Begin Extracted records

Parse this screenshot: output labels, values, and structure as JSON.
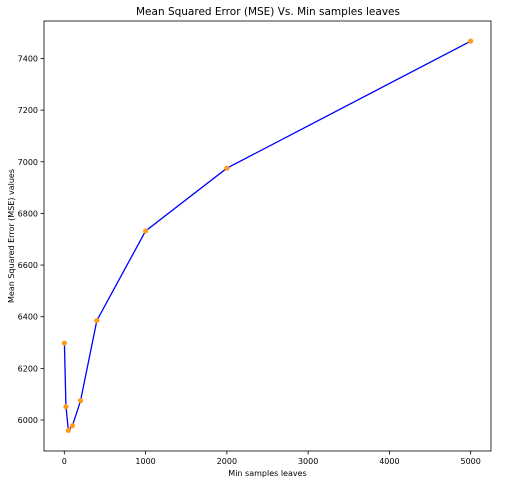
{
  "chart_data": {
    "type": "line",
    "title": "Mean Squared Error (MSE) Vs. Min samples leaves",
    "xlabel": "Min samples leaves",
    "ylabel": "Mean Squared Error (MSE) values",
    "xlim": [
      -250,
      5250
    ],
    "ylim": [
      5880,
      7545
    ],
    "x_ticks": [
      0,
      1000,
      2000,
      3000,
      4000,
      5000
    ],
    "y_ticks": [
      6000,
      6200,
      6400,
      6600,
      6800,
      7000,
      7200,
      7400
    ],
    "grid": false,
    "series": [
      {
        "x": [
          1,
          20,
          50,
          100,
          200,
          400,
          1000,
          2000,
          5000
        ],
        "values": [
          6298,
          6052,
          5960,
          5978,
          6075,
          6385,
          6732,
          6975,
          7467
        ],
        "line_color": "#0000ff",
        "marker_color": "#ff9a1a"
      }
    ]
  }
}
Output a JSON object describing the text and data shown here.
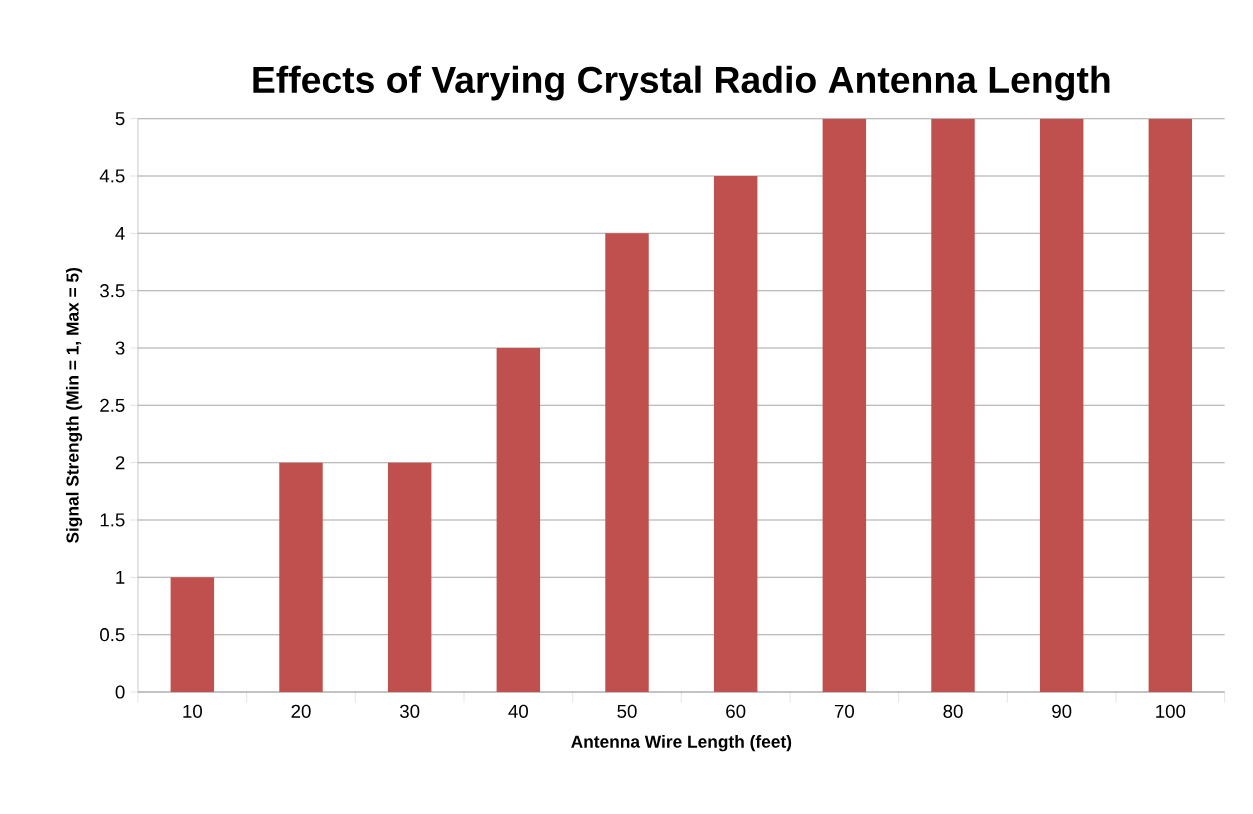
{
  "chart_data": {
    "type": "bar",
    "title": "Effects of Varying Crystal Radio Antenna Length",
    "xlabel": "Antenna Wire Length (feet)",
    "ylabel": "Signal Strength (Min = 1, Max = 5)",
    "categories": [
      "10",
      "20",
      "30",
      "40",
      "50",
      "60",
      "70",
      "80",
      "90",
      "100"
    ],
    "values": [
      1,
      2,
      2,
      3,
      4,
      4.5,
      5,
      5,
      5,
      5
    ],
    "color": "#c0504d",
    "ylim": [
      0,
      5
    ],
    "yticks": [
      0,
      0.5,
      1,
      1.5,
      2,
      2.5,
      3,
      3.5,
      4,
      4.5,
      5
    ],
    "grid": "y"
  }
}
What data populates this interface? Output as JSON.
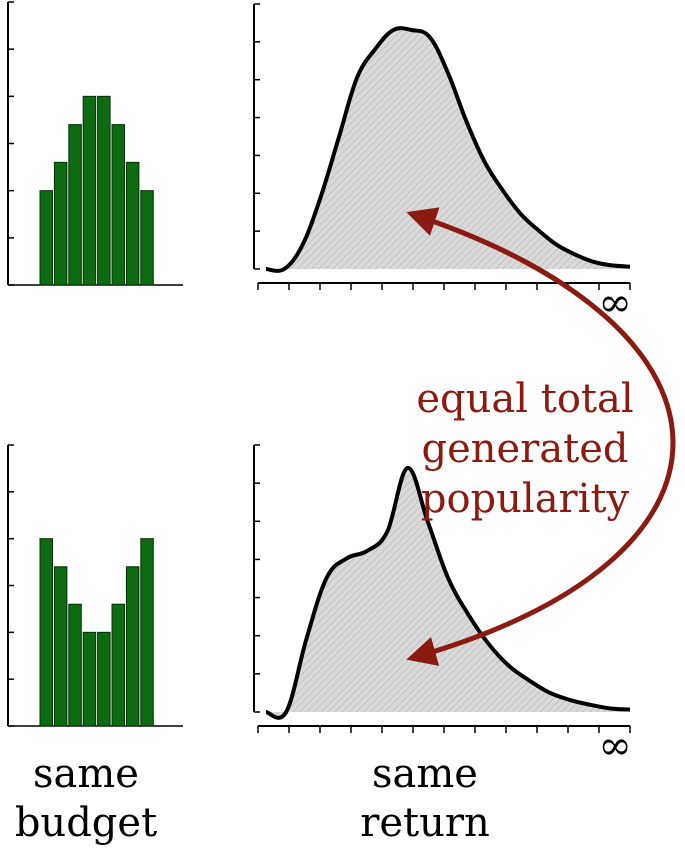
{
  "colors": {
    "bar_fill": "#0d6b12",
    "bar_stroke": "#043006",
    "curve_fill": "#d8d8d8",
    "curve_stroke": "#000000",
    "arrow": "#8b1a10",
    "annotation_text": "#8b1a10"
  },
  "annotation": {
    "line1": "equal total",
    "line2": "generated",
    "line3": "popularity"
  },
  "infinity_symbol": "∞",
  "captions": {
    "left_line1": "same",
    "left_line2": "budget",
    "right_line1": "same",
    "right_line2": "return"
  },
  "chart_data": [
    {
      "type": "bar",
      "panel": "top-left",
      "values": [
        2,
        2.6,
        3.4,
        4,
        4,
        3.4,
        2.6,
        2
      ]
    },
    {
      "type": "area",
      "panel": "top-right",
      "x_max_label": "∞",
      "y": [
        0,
        0,
        0.1,
        0.3,
        0.55,
        0.8,
        0.92,
        1.0,
        1.0,
        0.97,
        0.82,
        0.62,
        0.45,
        0.33,
        0.23,
        0.16,
        0.1,
        0.06,
        0.03,
        0.015,
        0.01
      ]
    },
    {
      "type": "bar",
      "panel": "bottom-left",
      "values": [
        4,
        3.4,
        2.6,
        2,
        2,
        2.6,
        3.4,
        4
      ]
    },
    {
      "type": "area",
      "panel": "bottom-right",
      "x_max_label": "∞",
      "y": [
        0,
        0,
        0.3,
        0.55,
        0.63,
        0.66,
        0.74,
        1.0,
        0.78,
        0.55,
        0.4,
        0.28,
        0.19,
        0.13,
        0.08,
        0.05,
        0.03,
        0.015,
        0.01
      ]
    }
  ]
}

End Extracted records

What to produce: Transcribe the whole listing exactly. Pictures are excluded.

Response:
Parse this screenshot: output labels, values, and structure as JSON.
{
  "chart_data": {
    "type": "line",
    "title": "Mean Squared Error (MSE) Vs. Min samples leaves",
    "xlabel": "Min samples leaves",
    "ylabel": "Mean Squared Error (MSE) values",
    "xlim": [
      -250,
      5250
    ],
    "ylim": [
      5880,
      7545
    ],
    "x_ticks": [
      0,
      1000,
      2000,
      3000,
      4000,
      5000
    ],
    "y_ticks": [
      6000,
      6200,
      6400,
      6600,
      6800,
      7000,
      7200,
      7400
    ],
    "grid": false,
    "series": [
      {
        "x": [
          1,
          20,
          50,
          100,
          200,
          400,
          1000,
          2000,
          5000
        ],
        "values": [
          6298,
          6052,
          5960,
          5978,
          6075,
          6385,
          6732,
          6975,
          7467
        ],
        "line_color": "#0000ff",
        "marker_color": "#ff9a1a"
      }
    ]
  }
}
Output a JSON object describing the text and data shown here.
{
  "chart_data": {
    "type": "bar",
    "title": "Effects of Varying Crystal Radio Antenna Length",
    "xlabel": "Antenna Wire Length (feet)",
    "ylabel": "Signal Strength (Min = 1, Max = 5)",
    "categories": [
      "10",
      "20",
      "30",
      "40",
      "50",
      "60",
      "70",
      "80",
      "90",
      "100"
    ],
    "values": [
      1,
      2,
      2,
      3,
      4,
      4.5,
      5,
      5,
      5,
      5
    ],
    "color": "#c0504d",
    "ylim": [
      0,
      5
    ],
    "yticks": [
      0,
      0.5,
      1,
      1.5,
      2,
      2.5,
      3,
      3.5,
      4,
      4.5,
      5
    ],
    "grid": "y"
  }
}
What data populates this interface? Output as JSON.
{
  "colors": {
    "bar_fill": "#0d6b12",
    "bar_stroke": "#043006",
    "curve_fill": "#d8d8d8",
    "curve_stroke": "#000000",
    "arrow": "#8b1a10",
    "annotation_text": "#8b1a10"
  },
  "annotation": {
    "line1": "equal total",
    "line2": "generated",
    "line3": "popularity"
  },
  "infinity_symbol": "∞",
  "captions": {
    "left_line1": "same",
    "left_line2": "budget",
    "right_line1": "same",
    "right_line2": "return"
  },
  "chart_data": [
    {
      "type": "bar",
      "panel": "top-left",
      "values": [
        2,
        2.6,
        3.4,
        4,
        4,
        3.4,
        2.6,
        2
      ]
    },
    {
      "type": "area",
      "panel": "top-right",
      "x_max_label": "∞",
      "y": [
        0,
        0,
        0.1,
        0.3,
        0.55,
        0.8,
        0.92,
        1.0,
        1.0,
        0.97,
        0.82,
        0.62,
        0.45,
        0.33,
        0.23,
        0.16,
        0.1,
        0.06,
        0.03,
        0.015,
        0.01
      ]
    },
    {
      "type": "bar",
      "panel": "bottom-left",
      "values": [
        4,
        3.4,
        2.6,
        2,
        2,
        2.6,
        3.4,
        4
      ]
    },
    {
      "type": "area",
      "panel": "bottom-right",
      "x_max_label": "∞",
      "y": [
        0,
        0,
        0.3,
        0.55,
        0.63,
        0.66,
        0.74,
        1.0,
        0.78,
        0.55,
        0.4,
        0.28,
        0.19,
        0.13,
        0.08,
        0.05,
        0.03,
        0.015,
        0.01
      ]
    }
  ]
}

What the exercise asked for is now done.